-- Task objective --
What lines of the listing below contain the word "title"? Copy each of them out.

-- Information shown --
-=-=-=-=-

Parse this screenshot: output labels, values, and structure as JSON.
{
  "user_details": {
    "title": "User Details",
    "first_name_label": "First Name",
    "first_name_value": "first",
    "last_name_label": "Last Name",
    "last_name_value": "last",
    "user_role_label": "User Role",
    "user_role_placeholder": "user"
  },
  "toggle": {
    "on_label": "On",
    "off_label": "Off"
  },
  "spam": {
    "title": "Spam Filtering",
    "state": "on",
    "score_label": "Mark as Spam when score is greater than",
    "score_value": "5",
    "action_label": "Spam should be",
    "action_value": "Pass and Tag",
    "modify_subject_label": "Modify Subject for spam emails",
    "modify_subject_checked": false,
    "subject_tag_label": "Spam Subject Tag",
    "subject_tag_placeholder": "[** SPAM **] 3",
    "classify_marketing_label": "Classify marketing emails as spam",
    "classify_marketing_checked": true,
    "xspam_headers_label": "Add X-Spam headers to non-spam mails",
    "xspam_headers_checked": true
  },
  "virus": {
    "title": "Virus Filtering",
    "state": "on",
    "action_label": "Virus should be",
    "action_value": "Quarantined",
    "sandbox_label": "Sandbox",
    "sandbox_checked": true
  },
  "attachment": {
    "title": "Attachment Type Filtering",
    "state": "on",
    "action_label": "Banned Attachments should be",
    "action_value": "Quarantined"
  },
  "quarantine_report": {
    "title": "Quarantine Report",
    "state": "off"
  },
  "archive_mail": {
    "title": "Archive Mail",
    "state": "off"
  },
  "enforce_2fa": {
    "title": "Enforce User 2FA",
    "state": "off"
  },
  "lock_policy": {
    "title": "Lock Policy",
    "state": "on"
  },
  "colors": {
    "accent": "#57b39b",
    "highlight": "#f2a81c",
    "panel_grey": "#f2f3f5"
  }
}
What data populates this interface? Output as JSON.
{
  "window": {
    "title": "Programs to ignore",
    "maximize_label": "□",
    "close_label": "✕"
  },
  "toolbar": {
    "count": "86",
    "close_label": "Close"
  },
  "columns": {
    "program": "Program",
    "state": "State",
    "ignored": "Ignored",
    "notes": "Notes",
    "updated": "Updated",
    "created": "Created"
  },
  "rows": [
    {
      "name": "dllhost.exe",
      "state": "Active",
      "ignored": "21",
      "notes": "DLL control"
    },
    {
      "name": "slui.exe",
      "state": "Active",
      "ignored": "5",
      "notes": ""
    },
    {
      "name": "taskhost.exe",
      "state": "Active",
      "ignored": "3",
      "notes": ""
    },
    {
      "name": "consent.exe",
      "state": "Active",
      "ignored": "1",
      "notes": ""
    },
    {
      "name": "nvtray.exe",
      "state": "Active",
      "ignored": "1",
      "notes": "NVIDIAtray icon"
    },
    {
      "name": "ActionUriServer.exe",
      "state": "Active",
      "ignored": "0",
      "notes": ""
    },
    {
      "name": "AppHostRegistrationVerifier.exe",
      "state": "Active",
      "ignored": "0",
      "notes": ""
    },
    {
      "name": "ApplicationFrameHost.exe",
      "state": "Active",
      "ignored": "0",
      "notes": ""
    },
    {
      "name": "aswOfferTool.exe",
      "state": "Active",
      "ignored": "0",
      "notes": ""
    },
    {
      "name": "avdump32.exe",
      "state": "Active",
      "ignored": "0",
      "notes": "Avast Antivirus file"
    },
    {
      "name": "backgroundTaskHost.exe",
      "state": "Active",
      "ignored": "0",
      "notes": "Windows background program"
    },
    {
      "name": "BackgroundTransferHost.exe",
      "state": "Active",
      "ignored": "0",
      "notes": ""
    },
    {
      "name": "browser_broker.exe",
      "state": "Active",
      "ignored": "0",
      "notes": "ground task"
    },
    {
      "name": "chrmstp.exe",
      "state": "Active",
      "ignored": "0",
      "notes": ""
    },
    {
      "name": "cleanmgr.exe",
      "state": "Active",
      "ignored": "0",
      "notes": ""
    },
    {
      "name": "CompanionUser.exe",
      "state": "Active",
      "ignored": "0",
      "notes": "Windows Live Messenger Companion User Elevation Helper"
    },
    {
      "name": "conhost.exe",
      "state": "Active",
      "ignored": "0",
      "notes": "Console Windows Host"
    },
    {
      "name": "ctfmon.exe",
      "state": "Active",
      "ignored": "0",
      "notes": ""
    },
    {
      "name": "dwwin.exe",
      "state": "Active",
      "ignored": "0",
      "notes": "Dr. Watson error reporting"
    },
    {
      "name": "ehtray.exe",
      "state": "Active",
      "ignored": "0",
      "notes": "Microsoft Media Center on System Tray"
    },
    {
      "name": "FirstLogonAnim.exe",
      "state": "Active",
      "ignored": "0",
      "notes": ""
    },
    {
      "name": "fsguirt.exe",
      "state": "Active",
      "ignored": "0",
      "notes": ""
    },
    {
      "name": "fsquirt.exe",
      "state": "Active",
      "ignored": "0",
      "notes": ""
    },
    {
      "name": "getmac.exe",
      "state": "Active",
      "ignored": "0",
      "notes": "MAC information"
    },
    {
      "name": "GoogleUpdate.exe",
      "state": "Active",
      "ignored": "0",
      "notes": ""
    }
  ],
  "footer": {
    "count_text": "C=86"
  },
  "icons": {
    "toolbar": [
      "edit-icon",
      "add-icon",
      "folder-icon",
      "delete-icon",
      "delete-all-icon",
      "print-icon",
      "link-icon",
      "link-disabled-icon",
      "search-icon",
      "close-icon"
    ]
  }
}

-=-=-=-=-

-- Reply to the task --
    "title": "User Details",
    "title": "Spam Filtering",
    "title": "Virus Filtering",
    "title": "Attachment Type Filtering",
    "title": "Quarantine Report",
    "title": "Archive Mail",
    "title": "Enforce User 2FA",
    "title": "Lock Policy",
    "title": "Programs to ignore",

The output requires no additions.